Exercise goal — Write out every line below that includes the word "JSON".

Stored rows —
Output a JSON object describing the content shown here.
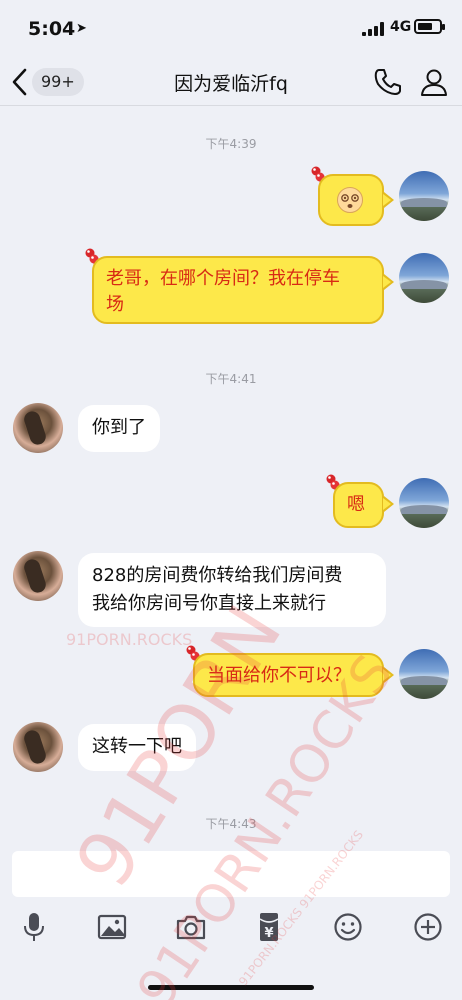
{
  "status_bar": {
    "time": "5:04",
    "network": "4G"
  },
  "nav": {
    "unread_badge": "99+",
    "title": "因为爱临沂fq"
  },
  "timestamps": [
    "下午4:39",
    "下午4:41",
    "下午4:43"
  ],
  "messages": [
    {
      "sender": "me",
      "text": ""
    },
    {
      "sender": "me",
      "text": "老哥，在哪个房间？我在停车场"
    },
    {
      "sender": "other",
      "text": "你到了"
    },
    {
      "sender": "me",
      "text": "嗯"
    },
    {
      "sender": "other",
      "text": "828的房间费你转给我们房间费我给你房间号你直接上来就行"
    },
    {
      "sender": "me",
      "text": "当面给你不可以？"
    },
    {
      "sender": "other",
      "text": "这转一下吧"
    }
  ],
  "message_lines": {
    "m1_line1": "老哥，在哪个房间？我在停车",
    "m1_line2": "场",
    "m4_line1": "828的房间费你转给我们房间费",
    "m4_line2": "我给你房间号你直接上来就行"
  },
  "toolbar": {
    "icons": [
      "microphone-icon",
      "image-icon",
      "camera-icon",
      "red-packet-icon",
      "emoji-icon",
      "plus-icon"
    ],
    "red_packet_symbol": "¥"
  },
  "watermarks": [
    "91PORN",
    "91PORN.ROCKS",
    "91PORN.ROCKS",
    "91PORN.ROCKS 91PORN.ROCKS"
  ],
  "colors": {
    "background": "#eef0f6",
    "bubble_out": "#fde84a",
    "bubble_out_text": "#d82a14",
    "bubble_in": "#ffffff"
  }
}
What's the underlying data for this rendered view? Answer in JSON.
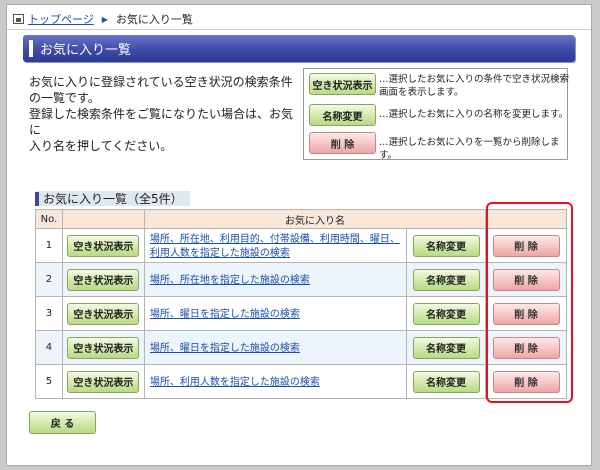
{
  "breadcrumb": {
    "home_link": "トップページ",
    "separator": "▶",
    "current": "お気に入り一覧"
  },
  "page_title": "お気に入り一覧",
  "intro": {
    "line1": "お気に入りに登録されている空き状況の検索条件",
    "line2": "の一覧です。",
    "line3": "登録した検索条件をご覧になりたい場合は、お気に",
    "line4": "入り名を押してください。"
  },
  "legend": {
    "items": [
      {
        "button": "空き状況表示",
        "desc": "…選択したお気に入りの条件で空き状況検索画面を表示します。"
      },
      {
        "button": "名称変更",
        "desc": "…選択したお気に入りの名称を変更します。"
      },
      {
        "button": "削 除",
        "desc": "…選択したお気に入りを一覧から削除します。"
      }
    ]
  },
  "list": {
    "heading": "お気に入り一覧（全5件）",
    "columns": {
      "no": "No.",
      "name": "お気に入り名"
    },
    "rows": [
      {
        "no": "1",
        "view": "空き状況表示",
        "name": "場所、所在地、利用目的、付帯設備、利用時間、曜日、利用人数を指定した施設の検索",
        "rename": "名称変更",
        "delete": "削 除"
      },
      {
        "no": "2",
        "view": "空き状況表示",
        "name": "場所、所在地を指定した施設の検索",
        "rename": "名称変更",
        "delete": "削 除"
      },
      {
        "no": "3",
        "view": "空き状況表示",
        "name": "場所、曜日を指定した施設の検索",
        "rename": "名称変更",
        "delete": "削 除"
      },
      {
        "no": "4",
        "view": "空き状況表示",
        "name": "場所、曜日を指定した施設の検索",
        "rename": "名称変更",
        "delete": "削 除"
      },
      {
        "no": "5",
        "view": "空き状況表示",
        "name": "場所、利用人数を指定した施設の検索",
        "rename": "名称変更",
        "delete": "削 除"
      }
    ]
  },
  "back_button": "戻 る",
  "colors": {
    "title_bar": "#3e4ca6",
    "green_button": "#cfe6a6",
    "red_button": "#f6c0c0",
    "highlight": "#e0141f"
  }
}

==

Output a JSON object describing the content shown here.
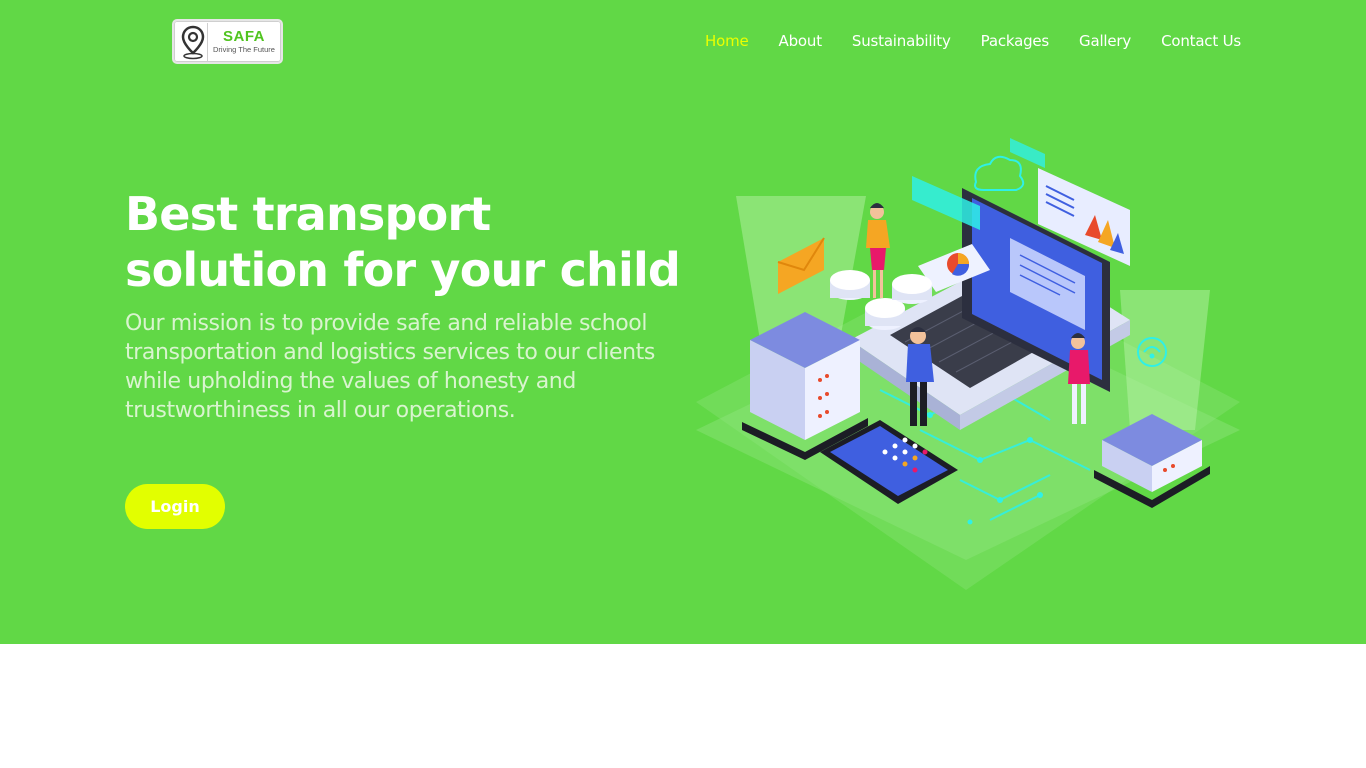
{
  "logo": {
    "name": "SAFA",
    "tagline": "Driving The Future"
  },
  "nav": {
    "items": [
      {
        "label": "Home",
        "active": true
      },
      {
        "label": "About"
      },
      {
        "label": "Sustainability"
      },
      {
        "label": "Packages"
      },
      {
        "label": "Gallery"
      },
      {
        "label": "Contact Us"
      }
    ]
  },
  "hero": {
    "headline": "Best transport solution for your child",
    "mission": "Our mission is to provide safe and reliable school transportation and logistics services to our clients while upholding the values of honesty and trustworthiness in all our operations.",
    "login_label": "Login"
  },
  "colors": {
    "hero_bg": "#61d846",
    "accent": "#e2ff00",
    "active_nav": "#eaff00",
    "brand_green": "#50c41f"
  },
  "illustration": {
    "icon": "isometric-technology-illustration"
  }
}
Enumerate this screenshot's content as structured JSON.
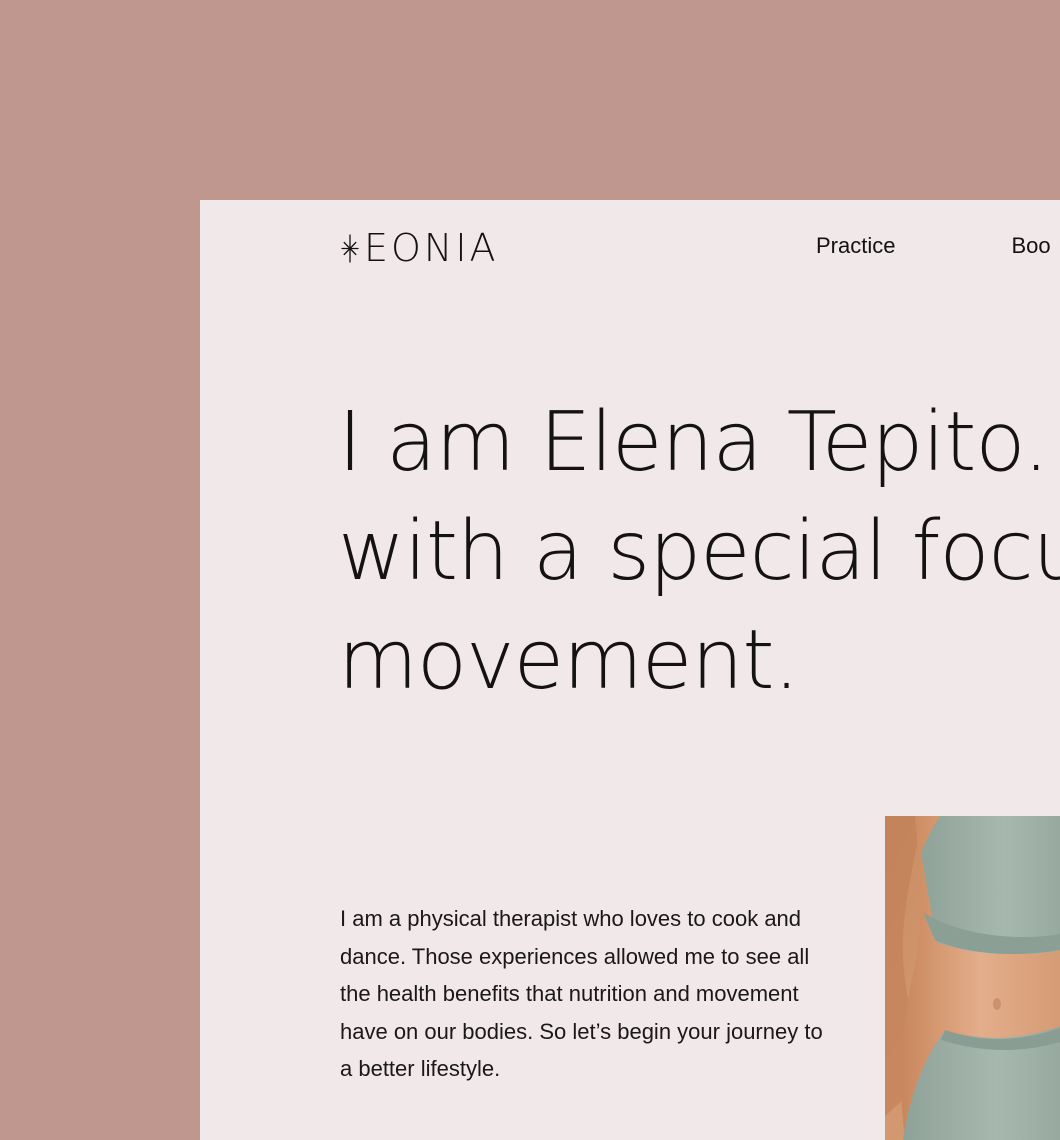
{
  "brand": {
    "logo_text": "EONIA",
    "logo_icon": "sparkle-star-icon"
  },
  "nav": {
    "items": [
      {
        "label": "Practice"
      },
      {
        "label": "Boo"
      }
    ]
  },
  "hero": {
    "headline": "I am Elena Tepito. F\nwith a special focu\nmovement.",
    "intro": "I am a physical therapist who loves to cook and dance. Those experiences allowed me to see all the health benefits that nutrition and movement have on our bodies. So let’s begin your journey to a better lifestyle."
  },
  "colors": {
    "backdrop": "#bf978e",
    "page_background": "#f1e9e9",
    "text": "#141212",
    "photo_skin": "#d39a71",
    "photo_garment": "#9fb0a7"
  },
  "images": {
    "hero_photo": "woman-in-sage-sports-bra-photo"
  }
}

==

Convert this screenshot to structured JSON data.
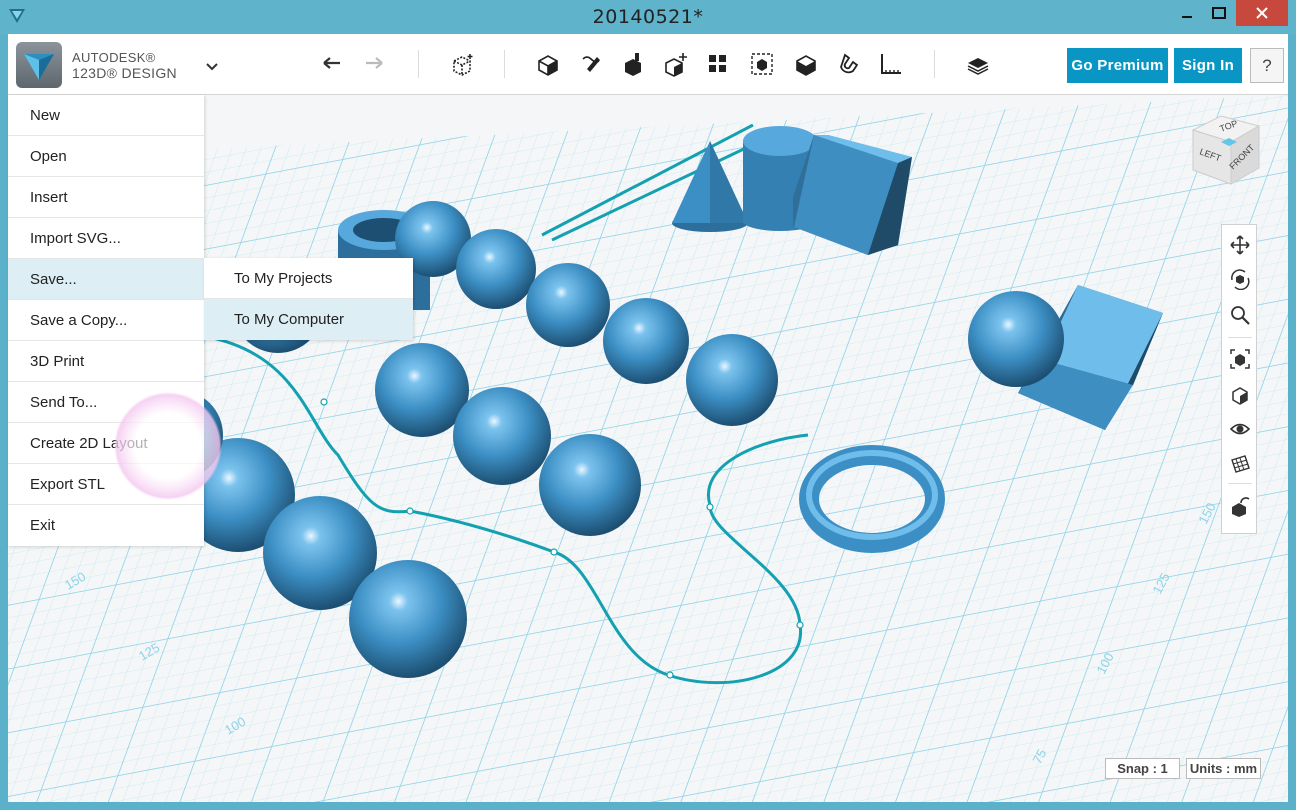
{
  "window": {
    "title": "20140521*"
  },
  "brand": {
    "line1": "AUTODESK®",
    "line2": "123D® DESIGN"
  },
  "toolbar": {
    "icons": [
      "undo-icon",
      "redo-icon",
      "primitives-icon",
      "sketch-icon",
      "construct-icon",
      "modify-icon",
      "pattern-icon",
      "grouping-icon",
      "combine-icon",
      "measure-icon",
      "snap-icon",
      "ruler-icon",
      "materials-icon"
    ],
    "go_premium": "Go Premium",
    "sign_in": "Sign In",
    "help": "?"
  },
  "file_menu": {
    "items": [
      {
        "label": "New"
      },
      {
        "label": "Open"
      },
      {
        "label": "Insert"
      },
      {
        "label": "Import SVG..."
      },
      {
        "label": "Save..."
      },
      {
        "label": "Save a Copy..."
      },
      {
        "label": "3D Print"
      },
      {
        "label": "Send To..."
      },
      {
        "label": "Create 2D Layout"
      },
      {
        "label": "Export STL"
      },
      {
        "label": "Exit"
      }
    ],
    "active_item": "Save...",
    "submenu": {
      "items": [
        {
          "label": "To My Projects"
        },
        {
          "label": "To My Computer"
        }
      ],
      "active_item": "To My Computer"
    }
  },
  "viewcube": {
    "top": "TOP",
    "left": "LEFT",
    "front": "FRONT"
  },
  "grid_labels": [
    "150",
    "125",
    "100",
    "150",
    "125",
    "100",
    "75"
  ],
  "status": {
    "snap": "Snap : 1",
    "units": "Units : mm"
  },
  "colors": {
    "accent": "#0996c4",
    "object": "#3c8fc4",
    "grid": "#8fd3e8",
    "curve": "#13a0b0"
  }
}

Exercise response —
Output a JSON object describing the content shown here.
What's the underlying data for this rendered view? Answer in JSON.
Output a JSON object describing the content shown here.
Enumerate this screenshot's content as structured JSON.
Convert this screenshot to structured JSON data.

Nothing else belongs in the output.